◆ What to do
Write the material out again in full, exactly.

◆ Given information
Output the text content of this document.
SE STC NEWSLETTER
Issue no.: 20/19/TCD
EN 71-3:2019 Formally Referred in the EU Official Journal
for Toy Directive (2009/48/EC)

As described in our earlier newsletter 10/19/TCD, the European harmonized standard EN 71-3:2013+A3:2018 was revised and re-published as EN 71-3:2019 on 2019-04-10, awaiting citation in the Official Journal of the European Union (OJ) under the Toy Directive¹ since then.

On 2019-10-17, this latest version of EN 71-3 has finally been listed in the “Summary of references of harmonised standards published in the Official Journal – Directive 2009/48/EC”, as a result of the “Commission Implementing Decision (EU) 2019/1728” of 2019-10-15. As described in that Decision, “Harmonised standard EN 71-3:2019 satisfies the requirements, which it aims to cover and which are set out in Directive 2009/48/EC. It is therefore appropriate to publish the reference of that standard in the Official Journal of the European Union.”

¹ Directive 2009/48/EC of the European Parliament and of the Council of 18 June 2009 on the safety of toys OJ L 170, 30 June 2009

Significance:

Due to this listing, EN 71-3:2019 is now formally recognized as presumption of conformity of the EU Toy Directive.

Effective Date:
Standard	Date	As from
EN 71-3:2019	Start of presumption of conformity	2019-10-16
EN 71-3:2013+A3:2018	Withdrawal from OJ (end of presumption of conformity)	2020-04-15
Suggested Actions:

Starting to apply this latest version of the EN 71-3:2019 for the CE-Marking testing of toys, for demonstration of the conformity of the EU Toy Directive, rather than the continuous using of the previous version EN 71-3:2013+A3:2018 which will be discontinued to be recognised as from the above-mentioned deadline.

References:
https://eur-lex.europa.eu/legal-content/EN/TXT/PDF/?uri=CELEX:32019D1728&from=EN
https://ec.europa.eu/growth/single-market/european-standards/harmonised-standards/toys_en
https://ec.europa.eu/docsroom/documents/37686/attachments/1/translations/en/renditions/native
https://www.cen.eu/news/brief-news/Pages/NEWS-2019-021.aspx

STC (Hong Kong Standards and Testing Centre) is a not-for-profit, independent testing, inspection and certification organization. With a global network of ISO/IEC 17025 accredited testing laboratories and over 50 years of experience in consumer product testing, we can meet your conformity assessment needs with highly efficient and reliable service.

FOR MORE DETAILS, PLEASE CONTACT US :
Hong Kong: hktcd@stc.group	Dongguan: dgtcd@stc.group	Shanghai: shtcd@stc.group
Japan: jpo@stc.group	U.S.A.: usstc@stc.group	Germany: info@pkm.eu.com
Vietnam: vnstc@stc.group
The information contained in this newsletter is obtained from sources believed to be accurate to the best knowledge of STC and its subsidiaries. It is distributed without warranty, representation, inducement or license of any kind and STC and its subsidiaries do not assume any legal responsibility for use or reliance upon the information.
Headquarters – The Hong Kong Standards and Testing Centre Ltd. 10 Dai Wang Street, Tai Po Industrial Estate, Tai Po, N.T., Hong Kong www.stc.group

◆ Final answer
Output the text content of this document.
SE STC NEWSLETTER
Issue no.: 20/19/TCD
EN 71-3:2019 Formally Referred in the EU Official Journal
for Toy Directive (2009/48/EC)

As described in our earlier newsletter 10/19/TCD, the European harmonized standard EN 71-3:2013+A3:2018 was revised and re-published as EN 71-3:2019 on 2019-04-10, awaiting citation in the Official Journal of the European Union (OJ) under the Toy Directive¹ since then.

On 2019-10-17, this latest version of EN 71-3 has finally been listed in the “Summary of references of harmonised standards published in the Official Journal – Directive 2009/48/EC”, as a result of the “Commission Implementing Decision (EU) 2019/1728” of 2019-10-15. As described in that Decision, “Harmonised standard EN 71-3:2019 satisfies the requirements, which it aims to cover and which are set out in Directive 2009/48/EC. It is therefore appropriate to publish the reference of that standard in the Official Journal of the European Union.”

¹ Directive 2009/48/EC of the European Parliament and of the Council of 18 June 2009 on the safety of toys OJ L 170, 30 June 2009

Significance:

Due to this listing, EN 71-3:2019 is now formally recognized as presumption of conformity of the EU Toy Directive.

Effective Date:
Standard	Date	As from
EN 71-3:2019	Start of presumption of conformity	2019-10-16
EN 71-3:2013+A3:2018	Withdrawal from OJ (end of presumption of conformity)	2020-04-15
Suggested Actions:

Starting to apply this latest version of the EN 71-3:2019 for the CE-Marking testing of toys, for demonstration of the conformity of the EU Toy Directive, rather than the continuous using of the previous version EN 71-3:2013+A3:2018 which will be discontinued to be recognised as from the above-mentioned deadline.

References:
https://eur-lex.europa.eu/legal-content/EN/TXT/PDF/?uri=CELEX:32019D1728&from=EN
https://ec.europa.eu/growth/single-market/european-standards/harmonised-standards/toys_en
https://ec.europa.eu/docsroom/documents/37686/attachments/1/translations/en/renditions/native
https://www.cen.eu/news/brief-news/Pages/NEWS-2019-021.aspx

STC (Hong Kong Standards and Testing Centre) is a not-for-profit, independent testing, inspection and certification organization. With a global network of ISO/IEC 17025 accredited testing laboratories and over 50 years of experience in consumer product testing, we can meet your conformity assessment needs with highly efficient and reliable service.

FOR MORE DETAILS, PLEASE CONTACT US :
Hong Kong: hktcd@stc.group	Dongguan: dgtcd@stc.group	Shanghai: shtcd@stc.group
Japan: jpo@stc.group	U.S.A.: usstc@stc.group	Germany: info@pkm.eu.com
Vietnam: vnstc@stc.group
The information contained in this newsletter is obtained from sources believed to be accurate to the best knowledge of STC and its subsidiaries. It is distributed without warranty, representation, inducement or license of any kind and STC and its subsidiaries do not assume any legal responsibility for use or reliance upon the information.
Headquarters – The Hong Kong Standards and Testing Centre Ltd. 10 Dai Wang Street, Tai Po Industrial Estate, Tai Po, N.T., Hong Kong www.stc.group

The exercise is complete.